■ What to work on
Some lines of these records may hold the word "power"; state how many, using only the number.

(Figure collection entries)
◇ ◇ ◇ ◇ ◇
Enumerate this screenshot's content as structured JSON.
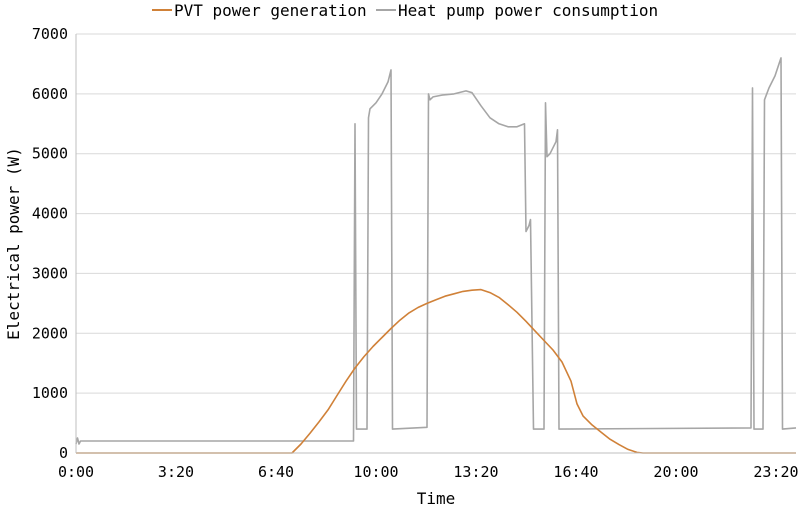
{
  "chart_data": {
    "type": "line",
    "xlabel": "Time",
    "ylabel": "Electrical power (W)",
    "x_unit": "hours",
    "xlim": [
      0,
      24
    ],
    "ylim": [
      0,
      7000
    ],
    "x_ticks": [
      {
        "value": 0,
        "label": "0:00"
      },
      {
        "value": 3.333,
        "label": "3:20"
      },
      {
        "value": 6.667,
        "label": "6:40"
      },
      {
        "value": 10,
        "label": "10:00"
      },
      {
        "value": 13.333,
        "label": "13:20"
      },
      {
        "value": 16.667,
        "label": "16:40"
      },
      {
        "value": 20,
        "label": "20:00"
      },
      {
        "value": 23.333,
        "label": "23:20"
      }
    ],
    "y_ticks": [
      {
        "value": 0,
        "label": "0"
      },
      {
        "value": 1000,
        "label": "1000"
      },
      {
        "value": 2000,
        "label": "2000"
      },
      {
        "value": 3000,
        "label": "3000"
      },
      {
        "value": 4000,
        "label": "4000"
      },
      {
        "value": 5000,
        "label": "5000"
      },
      {
        "value": 6000,
        "label": "6000"
      },
      {
        "value": 7000,
        "label": "7000"
      }
    ],
    "grid": "horizontal",
    "legend_position": "top",
    "series": [
      {
        "name": "PVT power generation",
        "color": "#d08138",
        "points": [
          [
            0,
            0
          ],
          [
            7.2,
            0
          ],
          [
            7.3,
            50
          ],
          [
            7.5,
            150
          ],
          [
            7.8,
            330
          ],
          [
            8.1,
            520
          ],
          [
            8.4,
            720
          ],
          [
            8.7,
            960
          ],
          [
            9.0,
            1200
          ],
          [
            9.3,
            1420
          ],
          [
            9.6,
            1610
          ],
          [
            9.9,
            1780
          ],
          [
            10.2,
            1930
          ],
          [
            10.5,
            2080
          ],
          [
            10.8,
            2220
          ],
          [
            11.1,
            2340
          ],
          [
            11.4,
            2430
          ],
          [
            11.7,
            2500
          ],
          [
            12.0,
            2560
          ],
          [
            12.3,
            2620
          ],
          [
            12.6,
            2660
          ],
          [
            12.9,
            2700
          ],
          [
            13.2,
            2720
          ],
          [
            13.5,
            2730
          ],
          [
            13.8,
            2680
          ],
          [
            14.1,
            2600
          ],
          [
            14.4,
            2480
          ],
          [
            14.7,
            2350
          ],
          [
            15.0,
            2200
          ],
          [
            15.3,
            2040
          ],
          [
            15.6,
            1880
          ],
          [
            15.9,
            1720
          ],
          [
            16.2,
            1520
          ],
          [
            16.5,
            1200
          ],
          [
            16.7,
            820
          ],
          [
            16.9,
            620
          ],
          [
            17.2,
            470
          ],
          [
            17.5,
            350
          ],
          [
            17.8,
            230
          ],
          [
            18.1,
            140
          ],
          [
            18.4,
            60
          ],
          [
            18.7,
            10
          ],
          [
            18.9,
            0
          ],
          [
            24,
            0
          ]
        ]
      },
      {
        "name": "Heat pump power consumption",
        "color": "#a6a6a6",
        "points": [
          [
            0,
            150
          ],
          [
            0.05,
            250
          ],
          [
            0.1,
            150
          ],
          [
            0.15,
            200
          ],
          [
            9.25,
            200
          ],
          [
            9.3,
            5500
          ],
          [
            9.35,
            400
          ],
          [
            9.7,
            400
          ],
          [
            9.75,
            5600
          ],
          [
            9.8,
            5750
          ],
          [
            10.0,
            5850
          ],
          [
            10.2,
            6000
          ],
          [
            10.4,
            6200
          ],
          [
            10.5,
            6400
          ],
          [
            10.55,
            400
          ],
          [
            11.7,
            430
          ],
          [
            11.75,
            6000
          ],
          [
            11.8,
            5900
          ],
          [
            11.9,
            5950
          ],
          [
            12.2,
            5980
          ],
          [
            12.6,
            6000
          ],
          [
            13.0,
            6050
          ],
          [
            13.2,
            6020
          ],
          [
            13.5,
            5800
          ],
          [
            13.8,
            5600
          ],
          [
            14.1,
            5500
          ],
          [
            14.4,
            5450
          ],
          [
            14.7,
            5450
          ],
          [
            14.95,
            5500
          ],
          [
            15.0,
            3700
          ],
          [
            15.1,
            3800
          ],
          [
            15.15,
            3900
          ],
          [
            15.25,
            400
          ],
          [
            15.6,
            400
          ],
          [
            15.65,
            5850
          ],
          [
            15.7,
            4950
          ],
          [
            15.8,
            5000
          ],
          [
            16.0,
            5200
          ],
          [
            16.05,
            5400
          ],
          [
            16.1,
            400
          ],
          [
            22.5,
            420
          ],
          [
            22.55,
            6100
          ],
          [
            22.6,
            400
          ],
          [
            22.9,
            400
          ],
          [
            22.95,
            5900
          ],
          [
            23.1,
            6100
          ],
          [
            23.3,
            6300
          ],
          [
            23.5,
            6600
          ],
          [
            23.55,
            400
          ],
          [
            24,
            420
          ]
        ]
      }
    ]
  }
}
◇ ◇ ◇ ◇ ◇
■ The output
3